## WHAT THIS TASK INVOLVES
Reproduce the lines below word for word, leaving out any pictures.
=-=-=-=-=
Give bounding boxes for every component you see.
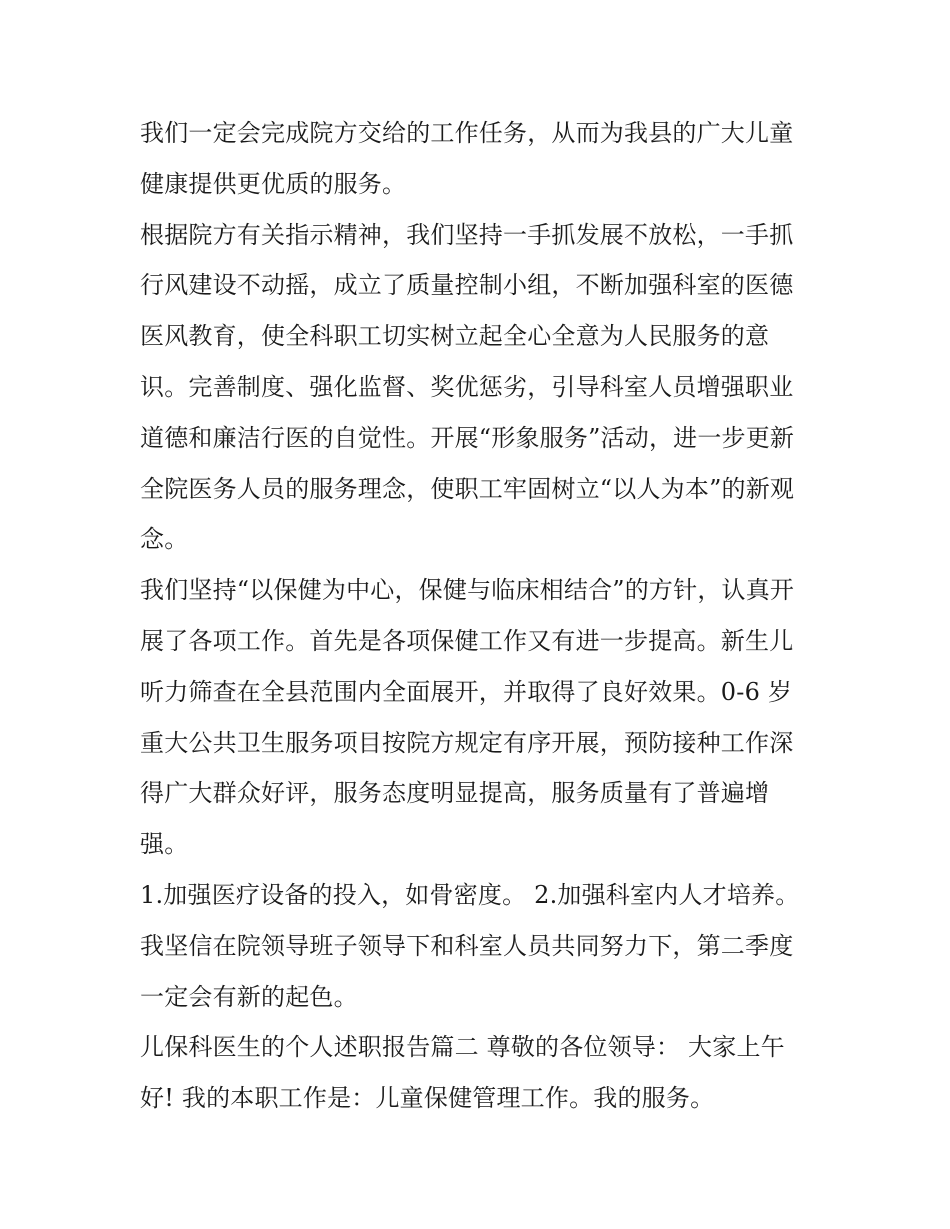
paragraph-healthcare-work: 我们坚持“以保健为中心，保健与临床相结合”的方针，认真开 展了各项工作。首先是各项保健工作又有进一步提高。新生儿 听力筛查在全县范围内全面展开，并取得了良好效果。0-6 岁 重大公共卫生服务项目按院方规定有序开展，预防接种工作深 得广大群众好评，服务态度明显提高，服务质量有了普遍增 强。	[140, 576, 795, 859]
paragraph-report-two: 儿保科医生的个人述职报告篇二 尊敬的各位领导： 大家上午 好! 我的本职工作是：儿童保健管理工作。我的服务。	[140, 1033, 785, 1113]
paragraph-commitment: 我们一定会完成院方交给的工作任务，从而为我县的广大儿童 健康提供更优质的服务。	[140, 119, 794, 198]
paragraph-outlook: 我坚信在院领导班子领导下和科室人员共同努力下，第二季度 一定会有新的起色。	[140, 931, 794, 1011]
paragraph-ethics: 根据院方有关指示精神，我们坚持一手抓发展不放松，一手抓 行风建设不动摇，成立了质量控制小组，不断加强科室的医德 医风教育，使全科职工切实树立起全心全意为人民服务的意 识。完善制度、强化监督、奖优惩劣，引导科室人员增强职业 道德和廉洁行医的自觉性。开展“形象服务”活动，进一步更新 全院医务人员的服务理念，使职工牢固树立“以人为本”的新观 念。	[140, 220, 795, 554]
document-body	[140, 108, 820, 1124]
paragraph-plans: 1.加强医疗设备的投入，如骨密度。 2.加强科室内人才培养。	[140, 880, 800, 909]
=-=-=-=-=
## THE RESPONSE
Give bounding boxes for every component you see.
paragraph-healthcare-work: 我们坚持“以保健为中心，保健与临床相结合”的方针，认真开 展了各项工作。首先是各项保健工作又有进一步提高。新生儿 听力筛查在全县范围内全面展开，并取得了良好效果。0-6 岁 重大公共卫生服务项目按院方规定有序开展，预防接种工作深 得广大群众好评，服务态度明显提高，服务质量有了普遍增 强。	[140, 576, 795, 859]
paragraph-report-two: 儿保科医生的个人述职报告篇二 尊敬的各位领导： 大家上午 好! 我的本职工作是：儿童保健管理工作。我的服务。	[140, 1033, 785, 1113]
paragraph-commitment: 我们一定会完成院方交给的工作任务，从而为我县的广大儿童 健康提供更优质的服务。	[140, 119, 794, 198]
paragraph-outlook: 我坚信在院领导班子领导下和科室人员共同努力下，第二季度 一定会有新的起色。	[140, 931, 794, 1011]
paragraph-ethics: 根据院方有关指示精神，我们坚持一手抓发展不放松，一手抓 行风建设不动摇，成立了质量控制小组，不断加强科室的医德 医风教育，使全科职工切实树立起全心全意为人民服务的意 识。完善制度、强化监督、奖优惩劣，引导科室人员增强职业 道德和廉洁行医的自觉性。开展“形象服务”活动，进一步更新 全院医务人员的服务理念，使职工牢固树立“以人为本”的新观 念。	[140, 220, 795, 554]
document-body	[140, 108, 820, 1124]
paragraph-plans: 1.加强医疗设备的投入，如骨密度。 2.加强科室内人才培养。	[140, 880, 800, 909]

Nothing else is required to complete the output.